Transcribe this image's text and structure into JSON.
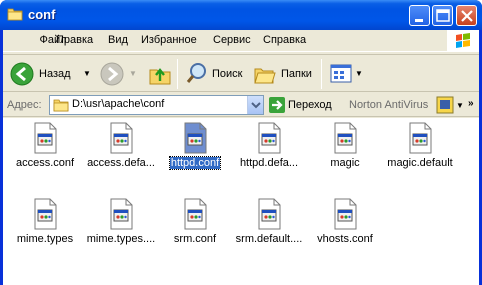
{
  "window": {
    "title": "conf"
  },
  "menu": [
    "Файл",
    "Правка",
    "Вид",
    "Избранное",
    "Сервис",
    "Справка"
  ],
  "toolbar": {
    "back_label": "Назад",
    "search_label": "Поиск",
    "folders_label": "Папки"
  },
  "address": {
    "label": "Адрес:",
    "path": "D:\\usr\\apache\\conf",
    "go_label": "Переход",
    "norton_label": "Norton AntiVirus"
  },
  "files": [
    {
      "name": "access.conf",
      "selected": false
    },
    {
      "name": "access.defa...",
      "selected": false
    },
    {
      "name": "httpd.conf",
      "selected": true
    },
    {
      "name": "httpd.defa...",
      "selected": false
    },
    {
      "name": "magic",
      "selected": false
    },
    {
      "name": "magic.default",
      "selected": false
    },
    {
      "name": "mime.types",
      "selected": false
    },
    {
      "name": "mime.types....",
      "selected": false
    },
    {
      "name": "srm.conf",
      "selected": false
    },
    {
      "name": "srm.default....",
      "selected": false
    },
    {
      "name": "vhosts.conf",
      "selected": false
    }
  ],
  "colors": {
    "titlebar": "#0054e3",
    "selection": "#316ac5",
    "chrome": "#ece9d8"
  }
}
★ ★ ★ ★ ★
Assignment :: Would you write out all of the records exactly, omitting the pictures?

Task response ::
Transcribe this image's text and structure into JSON.
{
  "window": {
    "title": "conf"
  },
  "menu": [
    "Файл",
    "Правка",
    "Вид",
    "Избранное",
    "Сервис",
    "Справка"
  ],
  "toolbar": {
    "back_label": "Назад",
    "search_label": "Поиск",
    "folders_label": "Папки"
  },
  "address": {
    "label": "Адрес:",
    "path": "D:\\usr\\apache\\conf",
    "go_label": "Переход",
    "norton_label": "Norton AntiVirus"
  },
  "files": [
    {
      "name": "access.conf",
      "selected": false
    },
    {
      "name": "access.defa...",
      "selected": false
    },
    {
      "name": "httpd.conf",
      "selected": true
    },
    {
      "name": "httpd.defa...",
      "selected": false
    },
    {
      "name": "magic",
      "selected": false
    },
    {
      "name": "magic.default",
      "selected": false
    },
    {
      "name": "mime.types",
      "selected": false
    },
    {
      "name": "mime.types....",
      "selected": false
    },
    {
      "name": "srm.conf",
      "selected": false
    },
    {
      "name": "srm.default....",
      "selected": false
    },
    {
      "name": "vhosts.conf",
      "selected": false
    }
  ],
  "colors": {
    "titlebar": "#0054e3",
    "selection": "#316ac5",
    "chrome": "#ece9d8"
  }
}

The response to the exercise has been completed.